● Data for this exercise:

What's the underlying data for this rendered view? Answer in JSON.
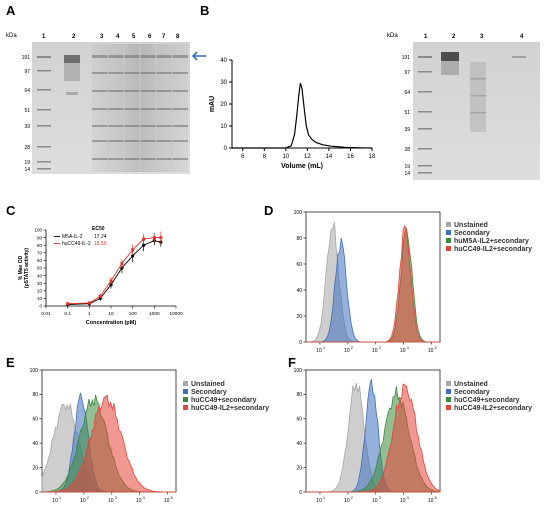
{
  "panels": {
    "a": {
      "letter": "A",
      "kda_label": "kDa",
      "lanes": [
        "1",
        "2",
        "3",
        "4",
        "5",
        "6",
        "7",
        "8"
      ],
      "markers": [
        "191",
        "97",
        "64",
        "51",
        "39",
        "28",
        "19",
        "14"
      ]
    },
    "b": {
      "letter": "B",
      "gel_kda_label": "kDa",
      "gel_lanes": [
        "1",
        "2",
        "3",
        "4"
      ],
      "gel_markers": [
        "191",
        "97",
        "64",
        "51",
        "39",
        "28",
        "19",
        "14"
      ]
    },
    "c": {
      "letter": "C"
    },
    "d": {
      "letter": "D"
    },
    "e": {
      "letter": "E"
    },
    "f": {
      "letter": "F"
    }
  },
  "chart_data": [
    {
      "panel": "B",
      "type": "line",
      "xlabel": "Volume (mL)",
      "ylabel": "mAU",
      "xlim": [
        5,
        18
      ],
      "ylim": [
        0,
        40
      ],
      "xticks": [
        6,
        8,
        10,
        12,
        14,
        16,
        18
      ],
      "yticks": [
        0,
        10,
        20,
        30,
        40
      ],
      "x": [
        5.0,
        10.0,
        10.5,
        10.8,
        11.0,
        11.2,
        11.35,
        11.5,
        11.7,
        11.9,
        12.1,
        12.4,
        12.8,
        13.4,
        14.2,
        15.5,
        17.0,
        18.0
      ],
      "y": [
        0,
        0,
        1,
        6,
        14,
        24,
        29.5,
        27,
        18,
        10,
        6,
        4,
        2.5,
        1.5,
        0.8,
        0.3,
        0.1,
        0
      ]
    },
    {
      "panel": "C",
      "type": "line",
      "ylabel": "% Max OD\n(pSTAT5 activity)",
      "ylabel_lines": [
        "% Max OD",
        "(pSTAT5 activity)"
      ],
      "xlabel": "Concentration (pM)",
      "xscale": "log",
      "xticks": [
        "0.01",
        "0.1",
        "1",
        "10",
        "100",
        "1000",
        "10000"
      ],
      "yticks": [
        0,
        10,
        20,
        30,
        40,
        50,
        60,
        70,
        80,
        90,
        100
      ],
      "ylim": [
        0,
        100
      ],
      "legend_header": "EC50",
      "series": [
        {
          "name": "M5A-IL-2",
          "ec50": "17.24",
          "color": "#000000",
          "x": [
            0.1,
            1,
            3.2,
            10,
            32,
            100,
            320,
            1000,
            2000
          ],
          "y": [
            2,
            3,
            10,
            28,
            50,
            66,
            80,
            86,
            84
          ],
          "err": [
            1,
            1,
            3,
            5,
            7,
            8,
            8,
            6,
            6
          ]
        },
        {
          "name": "huCC49-IL-2",
          "ec50": "18.59",
          "color": "#e8332a",
          "x": [
            0.1,
            1,
            3.2,
            10,
            32,
            100,
            320,
            1000,
            2000
          ],
          "y": [
            3,
            4,
            13,
            33,
            56,
            74,
            88,
            90,
            90
          ],
          "err": [
            1,
            1,
            3,
            5,
            6,
            7,
            7,
            6,
            8
          ]
        }
      ]
    },
    {
      "panel": "D",
      "type": "area",
      "yticks": [
        0,
        20,
        40,
        60,
        80,
        100
      ],
      "xticks_exp": [
        "1",
        "2",
        "3",
        "4",
        "5"
      ],
      "legend": [
        "Unstained",
        "Secondary",
        "huM5A-IL2+secondary",
        "huCC49-IL2+secondary"
      ],
      "colors": [
        "#a6a6a6",
        "#3f6fbf",
        "#3a8a3a",
        "#e8433a"
      ]
    },
    {
      "panel": "E",
      "type": "area",
      "yticks": [
        0,
        20,
        40,
        60,
        80,
        100
      ],
      "xticks_exp": [
        "1",
        "2",
        "3",
        "4",
        "5"
      ],
      "legend": [
        "Unstained",
        "Secondary",
        "huCC49+secondary",
        "huCC49-IL2+secondary"
      ],
      "colors": [
        "#a6a6a6",
        "#3f6fbf",
        "#3a8a3a",
        "#e8433a"
      ]
    },
    {
      "panel": "F",
      "type": "area",
      "yticks": [
        0,
        20,
        40,
        60,
        80,
        100
      ],
      "xticks_exp": [
        "1",
        "2",
        "3",
        "4",
        "5"
      ],
      "legend": [
        "Unstained",
        "Secondary",
        "huCC49+secondary",
        "huCC49-IL2+secondary"
      ],
      "colors": [
        "#a6a6a6",
        "#3f6fbf",
        "#3a8a3a",
        "#e8433a"
      ]
    }
  ]
}
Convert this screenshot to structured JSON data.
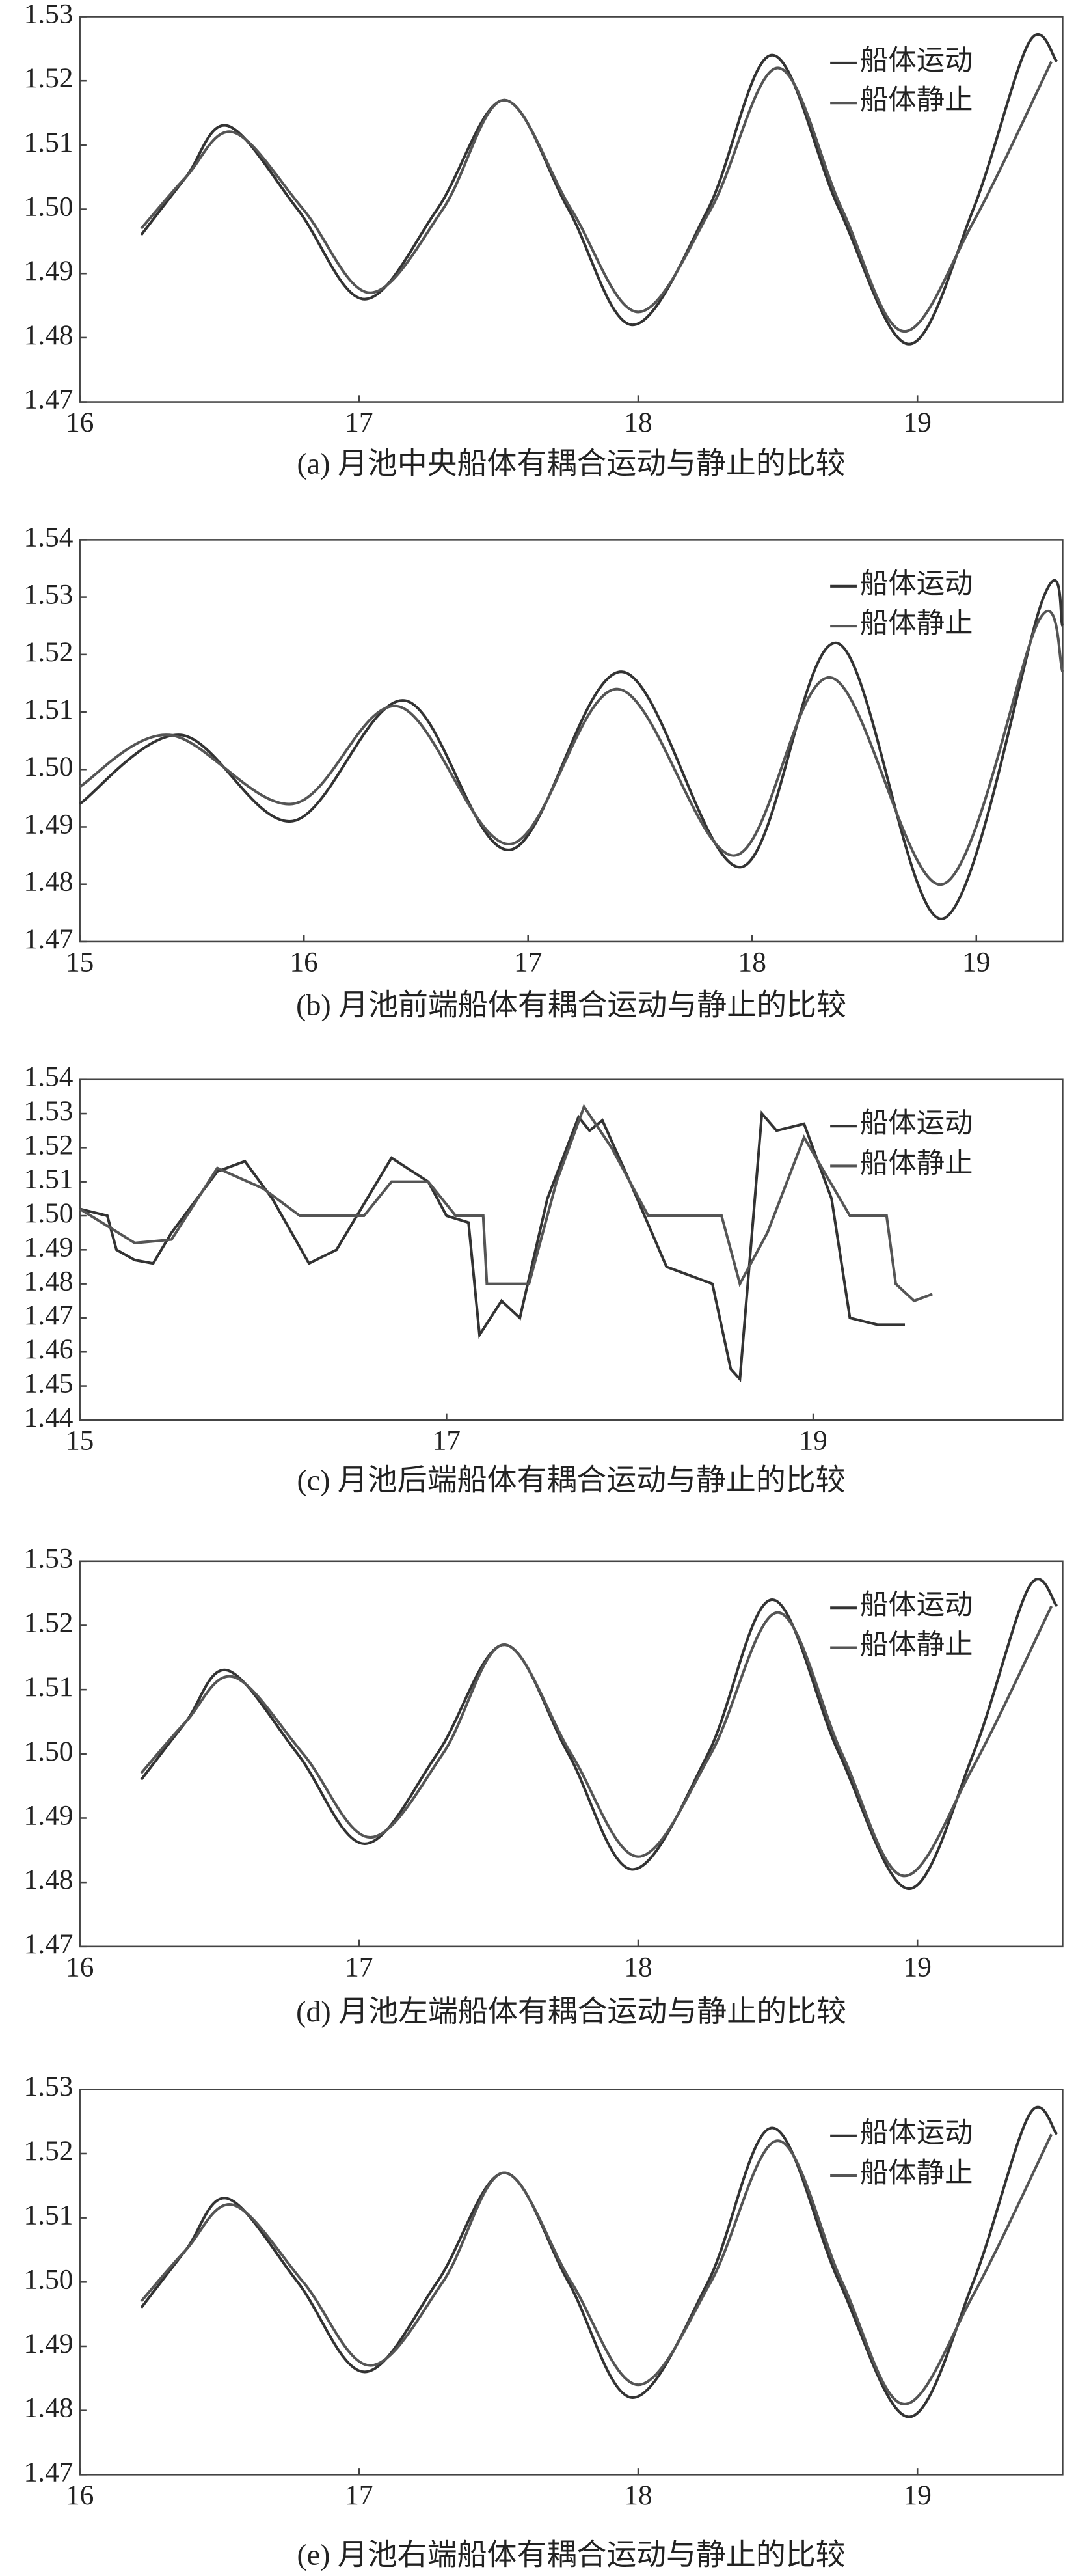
{
  "chart_data": [
    {
      "type": "line",
      "caption": "(a) 月池中央船体有耦合运动与静止的比较",
      "xlim": [
        16,
        19.52
      ],
      "xticks": [
        16,
        17,
        18,
        19
      ],
      "ylim": [
        1.47,
        1.53
      ],
      "yticks": [
        1.47,
        1.48,
        1.49,
        {
          "value": 1.5,
          "label": "1.50"
        },
        1.51,
        1.52,
        1.53
      ],
      "legend": "upper right",
      "smooth": true,
      "series": [
        {
          "name": "船体运动",
          "color": "#333333",
          "x": [
            16.22,
            16.38,
            16.53,
            16.78,
            17.02,
            17.28,
            17.52,
            17.75,
            17.98,
            18.25,
            18.48,
            18.72,
            18.97,
            19.2,
            19.4,
            19.5
          ],
          "values": [
            1.496,
            1.505,
            1.513,
            1.5,
            1.486,
            1.5,
            1.517,
            1.5,
            1.482,
            1.5,
            1.524,
            1.5,
            1.479,
            1.5,
            1.526,
            1.523
          ]
        },
        {
          "name": "船体静止",
          "color": "#555555",
          "x": [
            16.22,
            16.38,
            16.55,
            16.8,
            17.04,
            17.3,
            17.52,
            17.76,
            18.0,
            18.26,
            18.5,
            18.73,
            18.95,
            19.2,
            19.48
          ],
          "values": [
            1.497,
            1.505,
            1.512,
            1.5,
            1.487,
            1.5,
            1.517,
            1.5,
            1.484,
            1.5,
            1.522,
            1.5,
            1.481,
            1.498,
            1.523
          ]
        }
      ]
    },
    {
      "type": "line",
      "caption": "(b) 月池前端船体有耦合运动与静止的比较",
      "xlim": [
        15,
        19.385
      ],
      "xticks": [
        15,
        16,
        17,
        18,
        19
      ],
      "ylim": [
        1.47,
        1.54
      ],
      "yticks": [
        1.47,
        1.48,
        1.49,
        {
          "value": 1.5,
          "label": "1.50"
        },
        1.51,
        1.52,
        1.53,
        1.54
      ],
      "legend": "upper right",
      "smooth": true,
      "series": [
        {
          "name": "船体运动",
          "color": "#333333",
          "x": [
            15,
            15.45,
            15.95,
            16.45,
            16.92,
            17.42,
            17.95,
            18.38,
            18.85,
            19.3,
            19.385
          ],
          "values": [
            1.494,
            1.506,
            1.491,
            1.512,
            1.486,
            1.517,
            1.483,
            1.522,
            1.474,
            1.53,
            1.525
          ]
        },
        {
          "name": "船体静止",
          "color": "#555555",
          "x": [
            15,
            15.4,
            15.95,
            16.42,
            16.92,
            17.4,
            17.92,
            18.35,
            18.85,
            19.28,
            19.385
          ],
          "values": [
            1.497,
            1.506,
            1.494,
            1.511,
            1.487,
            1.514,
            1.485,
            1.516,
            1.48,
            1.526,
            1.517
          ]
        }
      ]
    },
    {
      "type": "line",
      "caption": "(c) 月池后端船体有耦合运动与静止的比较",
      "xlim": [
        15,
        20.36
      ],
      "xticks": [
        15,
        17,
        19
      ],
      "ylim": [
        1.44,
        1.54
      ],
      "yticks": [
        1.44,
        1.45,
        1.46,
        1.47,
        1.48,
        1.49,
        {
          "value": 1.5,
          "label": "1.50"
        },
        1.51,
        1.52,
        1.53,
        1.54
      ],
      "legend": "upper right",
      "smooth": false,
      "series": [
        {
          "name": "船体运动",
          "color": "#333333",
          "x": [
            15,
            15.15,
            15.2,
            15.3,
            15.4,
            15.5,
            15.75,
            15.9,
            16.05,
            16.25,
            16.4,
            16.7,
            16.9,
            17.0,
            17.12,
            17.18,
            17.3,
            17.4,
            17.55,
            17.72,
            17.78,
            17.85,
            18.0,
            18.2,
            18.45,
            18.55,
            18.6,
            18.72,
            18.8,
            18.95,
            19.1,
            19.2,
            19.35,
            19.5
          ],
          "values": [
            1.502,
            1.5,
            1.49,
            1.487,
            1.486,
            1.495,
            1.513,
            1.516,
            1.505,
            1.486,
            1.49,
            1.517,
            1.51,
            1.5,
            1.498,
            1.465,
            1.475,
            1.47,
            1.505,
            1.529,
            1.525,
            1.528,
            1.51,
            1.485,
            1.48,
            1.455,
            1.452,
            1.53,
            1.525,
            1.527,
            1.505,
            1.47,
            1.468,
            1.468
          ]
        },
        {
          "name": "船体静止",
          "color": "#555555",
          "x": [
            15,
            15.3,
            15.5,
            15.75,
            16.0,
            16.2,
            16.55,
            16.7,
            16.9,
            17.05,
            17.2,
            17.22,
            17.45,
            17.6,
            17.75,
            17.9,
            18.1,
            18.5,
            18.6,
            18.75,
            18.95,
            19.2,
            19.4,
            19.45,
            19.55,
            19.65
          ],
          "values": [
            1.502,
            1.492,
            1.493,
            1.514,
            1.508,
            1.5,
            1.5,
            1.51,
            1.51,
            1.5,
            1.5,
            1.48,
            1.48,
            1.51,
            1.532,
            1.52,
            1.5,
            1.5,
            1.48,
            1.495,
            1.523,
            1.5,
            1.5,
            1.48,
            1.475,
            1.477
          ]
        }
      ]
    },
    {
      "type": "line",
      "caption": "(d) 月池左端船体有耦合运动与静止的比较",
      "xlim": [
        16,
        19.52
      ],
      "xticks": [
        16,
        17,
        18,
        19
      ],
      "ylim": [
        1.47,
        1.53
      ],
      "yticks": [
        1.47,
        1.48,
        1.49,
        {
          "value": 1.5,
          "label": "1.50"
        },
        1.51,
        1.52,
        1.53
      ],
      "legend": "upper right",
      "smooth": true,
      "series": [
        {
          "name": "船体运动",
          "color": "#333333",
          "x": [
            16.22,
            16.38,
            16.53,
            16.78,
            17.02,
            17.28,
            17.52,
            17.75,
            17.98,
            18.25,
            18.48,
            18.72,
            18.97,
            19.2,
            19.4,
            19.5
          ],
          "values": [
            1.496,
            1.505,
            1.513,
            1.5,
            1.486,
            1.5,
            1.517,
            1.5,
            1.482,
            1.5,
            1.524,
            1.5,
            1.479,
            1.5,
            1.526,
            1.523
          ]
        },
        {
          "name": "船体静止",
          "color": "#555555",
          "x": [
            16.22,
            16.38,
            16.55,
            16.8,
            17.04,
            17.3,
            17.52,
            17.76,
            18.0,
            18.26,
            18.5,
            18.73,
            18.95,
            19.2,
            19.48
          ],
          "values": [
            1.497,
            1.505,
            1.512,
            1.5,
            1.487,
            1.5,
            1.517,
            1.5,
            1.484,
            1.5,
            1.522,
            1.5,
            1.481,
            1.498,
            1.523
          ]
        }
      ]
    },
    {
      "type": "line",
      "caption": "(e) 月池右端船体有耦合运动与静止的比较",
      "xlim": [
        16,
        19.52
      ],
      "xticks": [
        16,
        17,
        18,
        19
      ],
      "ylim": [
        1.47,
        1.53
      ],
      "yticks": [
        1.47,
        1.48,
        1.49,
        {
          "value": 1.5,
          "label": "1.50"
        },
        1.51,
        1.52,
        1.53
      ],
      "legend": "upper right",
      "smooth": true,
      "series": [
        {
          "name": "船体运动",
          "color": "#333333",
          "x": [
            16.22,
            16.38,
            16.53,
            16.78,
            17.02,
            17.28,
            17.52,
            17.75,
            17.98,
            18.25,
            18.48,
            18.72,
            18.97,
            19.2,
            19.4,
            19.5
          ],
          "values": [
            1.496,
            1.505,
            1.513,
            1.5,
            1.486,
            1.5,
            1.517,
            1.5,
            1.482,
            1.5,
            1.524,
            1.5,
            1.479,
            1.5,
            1.526,
            1.523
          ]
        },
        {
          "name": "船体静止",
          "color": "#555555",
          "x": [
            16.22,
            16.38,
            16.55,
            16.8,
            17.04,
            17.3,
            17.52,
            17.76,
            18.0,
            18.26,
            18.5,
            18.73,
            18.95,
            19.2,
            19.48
          ],
          "values": [
            1.497,
            1.505,
            1.512,
            1.5,
            1.487,
            1.5,
            1.517,
            1.5,
            1.484,
            1.5,
            1.522,
            1.5,
            1.481,
            1.498,
            1.523
          ]
        }
      ]
    }
  ]
}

● Exercise: Collect each line holding the string "caption".

● Full output:
      "caption": "(a) 月池中央船体有耦合运动与静止的比较",
      "caption": "(b) 月池前端船体有耦合运动与静止的比较",
      "caption": "(c) 月池后端船体有耦合运动与静止的比较",
      "caption": "(d) 月池左端船体有耦合运动与静止的比较",
      "caption": "(e) 月池右端船体有耦合运动与静止的比较",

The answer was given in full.